> WHAT TO DO
Below are records; count the lines that contain "resources" and give only the total.

> DATASET CONTENT
start
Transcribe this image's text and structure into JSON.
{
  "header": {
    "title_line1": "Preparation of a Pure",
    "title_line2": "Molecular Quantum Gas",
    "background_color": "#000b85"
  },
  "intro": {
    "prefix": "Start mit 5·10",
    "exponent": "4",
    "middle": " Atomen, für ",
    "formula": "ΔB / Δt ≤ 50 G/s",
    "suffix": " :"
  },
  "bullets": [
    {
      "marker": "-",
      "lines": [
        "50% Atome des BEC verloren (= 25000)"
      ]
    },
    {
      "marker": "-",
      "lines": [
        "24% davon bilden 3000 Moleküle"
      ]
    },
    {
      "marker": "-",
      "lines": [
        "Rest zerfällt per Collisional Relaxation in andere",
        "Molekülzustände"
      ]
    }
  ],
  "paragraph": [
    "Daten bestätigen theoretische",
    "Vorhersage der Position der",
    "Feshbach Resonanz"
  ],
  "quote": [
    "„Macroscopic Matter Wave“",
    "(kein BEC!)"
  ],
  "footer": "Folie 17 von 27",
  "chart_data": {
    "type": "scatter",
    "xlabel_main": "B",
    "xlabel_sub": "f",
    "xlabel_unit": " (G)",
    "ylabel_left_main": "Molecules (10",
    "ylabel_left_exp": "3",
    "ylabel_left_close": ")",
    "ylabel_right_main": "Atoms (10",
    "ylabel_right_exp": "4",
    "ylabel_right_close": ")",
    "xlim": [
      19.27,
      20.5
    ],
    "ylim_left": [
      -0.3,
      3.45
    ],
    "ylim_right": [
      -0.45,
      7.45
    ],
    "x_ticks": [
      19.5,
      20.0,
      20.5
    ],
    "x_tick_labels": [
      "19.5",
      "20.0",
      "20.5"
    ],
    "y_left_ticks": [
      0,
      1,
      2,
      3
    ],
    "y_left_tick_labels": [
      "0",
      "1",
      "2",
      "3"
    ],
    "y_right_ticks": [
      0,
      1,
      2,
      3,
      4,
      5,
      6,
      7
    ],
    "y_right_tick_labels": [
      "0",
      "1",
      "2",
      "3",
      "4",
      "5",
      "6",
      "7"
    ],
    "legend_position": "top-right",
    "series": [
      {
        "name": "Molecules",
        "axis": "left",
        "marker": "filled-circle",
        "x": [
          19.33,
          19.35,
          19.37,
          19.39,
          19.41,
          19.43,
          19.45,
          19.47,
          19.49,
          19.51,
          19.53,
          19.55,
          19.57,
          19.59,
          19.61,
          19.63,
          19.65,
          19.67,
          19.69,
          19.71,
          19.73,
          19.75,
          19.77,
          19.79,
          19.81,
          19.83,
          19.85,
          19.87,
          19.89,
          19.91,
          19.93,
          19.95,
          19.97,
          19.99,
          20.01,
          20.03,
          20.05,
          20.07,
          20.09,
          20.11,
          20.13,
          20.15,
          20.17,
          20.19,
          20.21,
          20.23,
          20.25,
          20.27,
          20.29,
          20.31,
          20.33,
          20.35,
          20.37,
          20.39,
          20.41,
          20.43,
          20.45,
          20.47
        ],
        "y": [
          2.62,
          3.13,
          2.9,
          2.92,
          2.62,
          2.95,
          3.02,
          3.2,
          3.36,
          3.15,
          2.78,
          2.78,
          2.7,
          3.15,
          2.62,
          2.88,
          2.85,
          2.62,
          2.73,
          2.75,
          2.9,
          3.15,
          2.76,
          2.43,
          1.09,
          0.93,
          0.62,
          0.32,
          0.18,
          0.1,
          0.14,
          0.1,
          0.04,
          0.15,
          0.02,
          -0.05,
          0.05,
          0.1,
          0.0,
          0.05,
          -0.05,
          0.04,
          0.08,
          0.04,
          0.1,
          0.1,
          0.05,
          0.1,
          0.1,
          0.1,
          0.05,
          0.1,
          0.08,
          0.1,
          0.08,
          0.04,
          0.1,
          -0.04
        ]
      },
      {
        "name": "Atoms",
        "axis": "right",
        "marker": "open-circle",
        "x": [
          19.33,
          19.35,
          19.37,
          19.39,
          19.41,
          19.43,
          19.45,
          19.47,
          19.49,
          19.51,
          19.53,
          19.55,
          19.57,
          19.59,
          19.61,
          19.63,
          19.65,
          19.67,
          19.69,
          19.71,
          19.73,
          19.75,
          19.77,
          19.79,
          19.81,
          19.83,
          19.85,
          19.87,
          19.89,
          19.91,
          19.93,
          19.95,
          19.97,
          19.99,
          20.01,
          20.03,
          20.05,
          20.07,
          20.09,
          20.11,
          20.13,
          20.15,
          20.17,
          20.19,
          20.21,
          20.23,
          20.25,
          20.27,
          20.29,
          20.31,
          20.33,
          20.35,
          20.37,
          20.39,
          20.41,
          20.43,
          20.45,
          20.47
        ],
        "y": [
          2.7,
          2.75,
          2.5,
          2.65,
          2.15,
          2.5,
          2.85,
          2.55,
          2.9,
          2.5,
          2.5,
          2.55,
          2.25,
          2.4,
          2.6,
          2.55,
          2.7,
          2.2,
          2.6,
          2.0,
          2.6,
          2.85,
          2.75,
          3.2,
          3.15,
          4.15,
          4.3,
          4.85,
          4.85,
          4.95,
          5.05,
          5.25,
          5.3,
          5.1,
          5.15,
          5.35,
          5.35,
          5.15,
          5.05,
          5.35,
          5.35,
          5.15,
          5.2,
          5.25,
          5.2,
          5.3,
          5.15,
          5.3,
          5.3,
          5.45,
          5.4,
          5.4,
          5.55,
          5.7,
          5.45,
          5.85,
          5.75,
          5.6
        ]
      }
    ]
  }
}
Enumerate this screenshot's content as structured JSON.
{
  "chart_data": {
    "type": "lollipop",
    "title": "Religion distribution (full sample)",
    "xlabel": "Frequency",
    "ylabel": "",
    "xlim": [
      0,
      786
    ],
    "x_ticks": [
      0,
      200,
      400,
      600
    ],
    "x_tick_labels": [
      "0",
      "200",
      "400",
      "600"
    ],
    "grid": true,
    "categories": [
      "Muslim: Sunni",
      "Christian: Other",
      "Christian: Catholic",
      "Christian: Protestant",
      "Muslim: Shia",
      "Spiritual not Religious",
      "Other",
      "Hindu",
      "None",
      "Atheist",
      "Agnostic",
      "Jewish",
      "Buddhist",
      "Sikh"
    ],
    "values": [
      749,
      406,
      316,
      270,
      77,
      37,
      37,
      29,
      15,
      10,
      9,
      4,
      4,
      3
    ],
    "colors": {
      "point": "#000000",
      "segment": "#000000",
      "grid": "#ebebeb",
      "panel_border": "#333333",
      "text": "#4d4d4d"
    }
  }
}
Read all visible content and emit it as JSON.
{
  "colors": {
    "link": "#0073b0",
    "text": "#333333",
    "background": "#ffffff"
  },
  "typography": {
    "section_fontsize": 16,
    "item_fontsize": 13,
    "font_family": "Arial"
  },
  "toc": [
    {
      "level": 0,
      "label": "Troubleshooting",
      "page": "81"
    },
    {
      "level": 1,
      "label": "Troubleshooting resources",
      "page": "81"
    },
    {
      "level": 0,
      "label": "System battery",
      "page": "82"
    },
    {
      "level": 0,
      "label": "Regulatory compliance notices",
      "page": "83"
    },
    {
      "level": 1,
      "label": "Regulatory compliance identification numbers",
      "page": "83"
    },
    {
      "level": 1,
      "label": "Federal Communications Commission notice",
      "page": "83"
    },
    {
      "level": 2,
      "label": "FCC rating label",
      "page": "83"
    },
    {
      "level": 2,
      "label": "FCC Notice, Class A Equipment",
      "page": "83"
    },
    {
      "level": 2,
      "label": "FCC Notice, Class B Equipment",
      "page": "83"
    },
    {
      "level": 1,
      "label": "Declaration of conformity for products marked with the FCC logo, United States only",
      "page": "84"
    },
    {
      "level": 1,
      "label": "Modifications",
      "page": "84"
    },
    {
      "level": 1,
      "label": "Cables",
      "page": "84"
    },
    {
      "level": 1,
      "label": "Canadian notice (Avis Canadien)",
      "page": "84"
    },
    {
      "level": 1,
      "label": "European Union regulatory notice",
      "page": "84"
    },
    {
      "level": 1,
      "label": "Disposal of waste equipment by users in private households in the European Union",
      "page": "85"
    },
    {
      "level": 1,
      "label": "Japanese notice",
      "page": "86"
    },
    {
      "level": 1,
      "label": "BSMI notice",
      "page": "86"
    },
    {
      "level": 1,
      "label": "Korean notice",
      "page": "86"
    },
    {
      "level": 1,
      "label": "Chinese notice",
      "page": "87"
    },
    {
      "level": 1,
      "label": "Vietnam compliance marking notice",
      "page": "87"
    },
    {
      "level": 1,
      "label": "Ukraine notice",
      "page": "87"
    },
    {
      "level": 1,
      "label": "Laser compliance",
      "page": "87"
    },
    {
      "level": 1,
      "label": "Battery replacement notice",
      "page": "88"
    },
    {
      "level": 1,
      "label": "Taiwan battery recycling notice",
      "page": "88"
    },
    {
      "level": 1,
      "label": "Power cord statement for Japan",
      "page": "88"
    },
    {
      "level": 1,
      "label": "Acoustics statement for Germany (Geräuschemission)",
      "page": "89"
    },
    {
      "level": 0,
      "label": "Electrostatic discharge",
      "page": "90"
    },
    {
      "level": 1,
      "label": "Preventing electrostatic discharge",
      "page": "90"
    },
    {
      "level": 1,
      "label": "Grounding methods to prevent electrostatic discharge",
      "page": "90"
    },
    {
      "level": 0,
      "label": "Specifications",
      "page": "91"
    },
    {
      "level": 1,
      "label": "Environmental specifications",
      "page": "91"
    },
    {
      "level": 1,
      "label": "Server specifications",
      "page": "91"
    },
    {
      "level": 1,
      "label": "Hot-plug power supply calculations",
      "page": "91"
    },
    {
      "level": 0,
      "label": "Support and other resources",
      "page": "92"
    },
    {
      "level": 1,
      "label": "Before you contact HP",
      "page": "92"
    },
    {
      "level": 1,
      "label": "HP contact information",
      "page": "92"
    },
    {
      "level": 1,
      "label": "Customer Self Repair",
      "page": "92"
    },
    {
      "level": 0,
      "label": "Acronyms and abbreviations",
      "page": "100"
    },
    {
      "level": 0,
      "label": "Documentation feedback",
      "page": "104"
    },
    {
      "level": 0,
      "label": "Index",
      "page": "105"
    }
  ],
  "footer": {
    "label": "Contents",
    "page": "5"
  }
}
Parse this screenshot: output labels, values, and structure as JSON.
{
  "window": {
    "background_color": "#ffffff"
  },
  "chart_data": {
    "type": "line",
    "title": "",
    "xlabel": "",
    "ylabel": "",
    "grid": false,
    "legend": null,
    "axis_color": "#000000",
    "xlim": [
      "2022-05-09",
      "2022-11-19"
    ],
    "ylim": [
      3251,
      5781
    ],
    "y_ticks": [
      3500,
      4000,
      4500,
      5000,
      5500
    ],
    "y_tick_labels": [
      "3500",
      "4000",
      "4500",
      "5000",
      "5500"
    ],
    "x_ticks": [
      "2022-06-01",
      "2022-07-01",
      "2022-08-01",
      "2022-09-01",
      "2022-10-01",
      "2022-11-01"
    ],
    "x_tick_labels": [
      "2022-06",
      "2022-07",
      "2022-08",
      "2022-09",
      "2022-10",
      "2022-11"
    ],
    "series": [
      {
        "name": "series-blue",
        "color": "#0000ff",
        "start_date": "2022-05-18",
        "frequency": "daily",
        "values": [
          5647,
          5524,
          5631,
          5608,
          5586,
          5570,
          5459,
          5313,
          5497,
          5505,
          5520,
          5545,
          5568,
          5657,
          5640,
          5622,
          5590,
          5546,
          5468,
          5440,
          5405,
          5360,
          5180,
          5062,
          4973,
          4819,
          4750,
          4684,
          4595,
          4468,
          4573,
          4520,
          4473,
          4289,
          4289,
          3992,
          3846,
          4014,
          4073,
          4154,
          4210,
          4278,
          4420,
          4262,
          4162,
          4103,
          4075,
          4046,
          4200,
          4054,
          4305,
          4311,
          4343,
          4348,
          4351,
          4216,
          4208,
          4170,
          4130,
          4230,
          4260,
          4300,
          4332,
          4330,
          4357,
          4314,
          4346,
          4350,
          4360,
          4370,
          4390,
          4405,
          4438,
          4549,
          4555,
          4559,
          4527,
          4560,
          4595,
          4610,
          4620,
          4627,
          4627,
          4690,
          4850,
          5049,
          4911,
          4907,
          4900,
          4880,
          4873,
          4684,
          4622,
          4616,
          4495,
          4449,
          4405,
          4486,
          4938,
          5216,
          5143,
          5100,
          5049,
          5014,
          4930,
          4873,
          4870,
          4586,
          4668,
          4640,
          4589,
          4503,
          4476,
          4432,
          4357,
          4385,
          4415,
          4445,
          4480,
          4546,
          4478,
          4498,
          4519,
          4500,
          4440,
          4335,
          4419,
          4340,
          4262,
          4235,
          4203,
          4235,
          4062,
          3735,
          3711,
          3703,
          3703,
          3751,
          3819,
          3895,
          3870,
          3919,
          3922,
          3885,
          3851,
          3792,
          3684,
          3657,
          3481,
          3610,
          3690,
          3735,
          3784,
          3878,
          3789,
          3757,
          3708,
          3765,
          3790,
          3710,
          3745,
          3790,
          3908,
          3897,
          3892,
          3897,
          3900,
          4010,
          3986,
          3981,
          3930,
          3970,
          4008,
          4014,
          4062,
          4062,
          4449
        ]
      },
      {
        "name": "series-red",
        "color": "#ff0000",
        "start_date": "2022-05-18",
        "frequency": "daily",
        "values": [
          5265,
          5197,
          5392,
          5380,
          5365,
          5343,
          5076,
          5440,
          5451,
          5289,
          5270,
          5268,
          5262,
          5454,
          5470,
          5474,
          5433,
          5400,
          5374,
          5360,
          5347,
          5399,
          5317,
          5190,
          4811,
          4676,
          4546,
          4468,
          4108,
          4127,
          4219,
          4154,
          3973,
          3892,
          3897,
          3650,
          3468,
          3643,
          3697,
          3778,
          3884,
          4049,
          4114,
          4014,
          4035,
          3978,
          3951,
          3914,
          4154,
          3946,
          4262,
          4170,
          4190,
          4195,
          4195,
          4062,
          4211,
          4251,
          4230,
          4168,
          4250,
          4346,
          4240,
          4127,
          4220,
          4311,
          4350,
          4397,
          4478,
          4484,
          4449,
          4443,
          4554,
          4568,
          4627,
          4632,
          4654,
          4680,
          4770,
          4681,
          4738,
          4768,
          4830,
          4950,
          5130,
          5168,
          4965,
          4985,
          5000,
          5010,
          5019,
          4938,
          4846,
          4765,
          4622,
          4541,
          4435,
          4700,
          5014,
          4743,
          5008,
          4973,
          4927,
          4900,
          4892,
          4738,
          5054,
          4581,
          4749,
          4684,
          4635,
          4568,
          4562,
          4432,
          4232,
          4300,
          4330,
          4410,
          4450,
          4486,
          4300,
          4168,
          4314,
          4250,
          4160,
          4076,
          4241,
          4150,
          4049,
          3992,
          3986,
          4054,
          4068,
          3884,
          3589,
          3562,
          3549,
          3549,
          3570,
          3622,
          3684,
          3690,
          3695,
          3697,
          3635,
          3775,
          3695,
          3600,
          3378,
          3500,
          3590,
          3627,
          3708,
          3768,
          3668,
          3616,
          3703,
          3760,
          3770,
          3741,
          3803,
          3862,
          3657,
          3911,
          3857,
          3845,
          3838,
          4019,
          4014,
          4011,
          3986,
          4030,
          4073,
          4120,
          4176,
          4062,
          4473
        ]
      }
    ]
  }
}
end
> EXERCISE SOLUTION
2